## Your objective
Extract each record and reproduce it exactly.

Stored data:
>>

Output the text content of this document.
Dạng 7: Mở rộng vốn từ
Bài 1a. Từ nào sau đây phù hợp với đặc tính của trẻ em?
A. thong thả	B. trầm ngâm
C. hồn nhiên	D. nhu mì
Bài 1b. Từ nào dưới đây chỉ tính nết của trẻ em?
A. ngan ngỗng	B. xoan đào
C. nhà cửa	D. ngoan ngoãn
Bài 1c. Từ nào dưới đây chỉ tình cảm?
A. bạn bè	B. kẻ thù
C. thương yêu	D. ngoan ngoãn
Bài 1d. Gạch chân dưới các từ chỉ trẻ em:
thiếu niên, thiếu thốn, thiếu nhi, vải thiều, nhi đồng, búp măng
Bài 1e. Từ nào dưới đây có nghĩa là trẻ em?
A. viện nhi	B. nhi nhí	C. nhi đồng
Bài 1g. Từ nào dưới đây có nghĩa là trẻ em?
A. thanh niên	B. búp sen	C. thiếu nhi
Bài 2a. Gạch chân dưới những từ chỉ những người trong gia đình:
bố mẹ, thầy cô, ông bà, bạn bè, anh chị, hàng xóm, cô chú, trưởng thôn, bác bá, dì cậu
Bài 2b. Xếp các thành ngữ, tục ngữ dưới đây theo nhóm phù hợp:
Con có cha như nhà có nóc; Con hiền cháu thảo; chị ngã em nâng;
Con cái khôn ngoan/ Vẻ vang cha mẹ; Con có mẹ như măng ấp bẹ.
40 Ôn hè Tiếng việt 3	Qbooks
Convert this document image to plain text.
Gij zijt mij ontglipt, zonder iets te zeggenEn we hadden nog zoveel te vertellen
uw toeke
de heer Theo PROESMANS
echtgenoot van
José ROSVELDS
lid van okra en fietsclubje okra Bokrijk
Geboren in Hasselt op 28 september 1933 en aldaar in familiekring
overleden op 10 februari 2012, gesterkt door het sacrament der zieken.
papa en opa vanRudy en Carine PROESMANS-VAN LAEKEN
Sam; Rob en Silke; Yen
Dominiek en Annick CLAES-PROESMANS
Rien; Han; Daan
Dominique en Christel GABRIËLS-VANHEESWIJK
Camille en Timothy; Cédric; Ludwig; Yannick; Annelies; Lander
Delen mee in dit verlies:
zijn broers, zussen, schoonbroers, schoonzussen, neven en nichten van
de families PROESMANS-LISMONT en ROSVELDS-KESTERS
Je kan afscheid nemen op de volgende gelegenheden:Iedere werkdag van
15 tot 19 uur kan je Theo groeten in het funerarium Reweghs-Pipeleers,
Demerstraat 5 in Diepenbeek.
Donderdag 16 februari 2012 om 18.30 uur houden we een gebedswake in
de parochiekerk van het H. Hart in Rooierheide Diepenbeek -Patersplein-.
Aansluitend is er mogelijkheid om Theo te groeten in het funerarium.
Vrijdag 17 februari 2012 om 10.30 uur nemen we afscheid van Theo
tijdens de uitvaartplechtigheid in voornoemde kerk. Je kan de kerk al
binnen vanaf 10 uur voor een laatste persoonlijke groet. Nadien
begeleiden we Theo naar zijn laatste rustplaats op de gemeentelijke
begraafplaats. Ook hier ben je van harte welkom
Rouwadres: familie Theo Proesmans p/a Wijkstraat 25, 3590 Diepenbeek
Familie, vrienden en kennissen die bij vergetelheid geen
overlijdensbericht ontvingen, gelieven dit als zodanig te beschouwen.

<<

## Result
Output the text content of this document.
Dạng 7: Mở rộng vốn từ
Bài 1a. Từ nào sau đây phù hợp với đặc tính của trẻ em?
A. thong thả	B. trầm ngâm
C. hồn nhiên	D. nhu mì
Bài 1b. Từ nào dưới đây chỉ tính nết của trẻ em?
A. ngan ngỗng	B. xoan đào
C. nhà cửa	D. ngoan ngoãn
Bài 1c. Từ nào dưới đây chỉ tình cảm?
A. bạn bè	B. kẻ thù
C. thương yêu	D. ngoan ngoãn
Bài 1d. Gạch chân dưới các từ chỉ trẻ em:
thiếu niên, thiếu thốn, thiếu nhi, vải thiều, nhi đồng, búp măng
Bài 1e. Từ nào dưới đây có nghĩa là trẻ em?
A. viện nhi	B. nhi nhí	C. nhi đồng
Bài 1g. Từ nào dưới đây có nghĩa là trẻ em?
A. thanh niên	B. búp sen	C. thiếu nhi
Bài 2a. Gạch chân dưới những từ chỉ những người trong gia đình:
bố mẹ, thầy cô, ông bà, bạn bè, anh chị, hàng xóm, cô chú, trưởng thôn, bác bá, dì cậu
Bài 2b. Xếp các thành ngữ, tục ngữ dưới đây theo nhóm phù hợp:
Con có cha như nhà có nóc; Con hiền cháu thảo; chị ngã em nâng;
Con cái khôn ngoan/ Vẻ vang cha mẹ; Con có mẹ như măng ấp bẹ.
40 Ôn hè Tiếng việt 3	Qbooks
Convert this document image to plain text.
Gij zijt mij ontglipt, zonder iets te zeggenEn we hadden nog zoveel te vertellen
uw toeke
de heer Theo PROESMANS
echtgenoot van
José ROSVELDS
lid van okra en fietsclubje okra Bokrijk
Geboren in Hasselt op 28 september 1933 en aldaar in familiekring
overleden op 10 februari 2012, gesterkt door het sacrament der zieken.
papa en opa vanRudy en Carine PROESMANS-VAN LAEKEN
Sam; Rob en Silke; Yen
Dominiek en Annick CLAES-PROESMANS
Rien; Han; Daan
Dominique en Christel GABRIËLS-VANHEESWIJK
Camille en Timothy; Cédric; Ludwig; Yannick; Annelies; Lander
Delen mee in dit verlies:
zijn broers, zussen, schoonbroers, schoonzussen, neven en nichten van
de families PROESMANS-LISMONT en ROSVELDS-KESTERS
Je kan afscheid nemen op de volgende gelegenheden:Iedere werkdag van
15 tot 19 uur kan je Theo groeten in het funerarium Reweghs-Pipeleers,
Demerstraat 5 in Diepenbeek.
Donderdag 16 februari 2012 om 18.30 uur houden we een gebedswake in
de parochiekerk van het H. Hart in Rooierheide Diepenbeek -Patersplein-.
Aansluitend is er mogelijkheid om Theo te groeten in het funerarium.
Vrijdag 17 februari 2012 om 10.30 uur nemen we afscheid van Theo
tijdens de uitvaartplechtigheid in voornoemde kerk. Je kan de kerk al
binnen vanaf 10 uur voor een laatste persoonlijke groet. Nadien
begeleiden we Theo naar zijn laatste rustplaats op de gemeentelijke
begraafplaats. Ook hier ben je van harte welkom
Rouwadres: familie Theo Proesmans p/a Wijkstraat 25, 3590 Diepenbeek
Familie, vrienden en kennissen die bij vergetelheid geen
overlijdensbericht ontvingen, gelieven dit als zodanig te beschouwen.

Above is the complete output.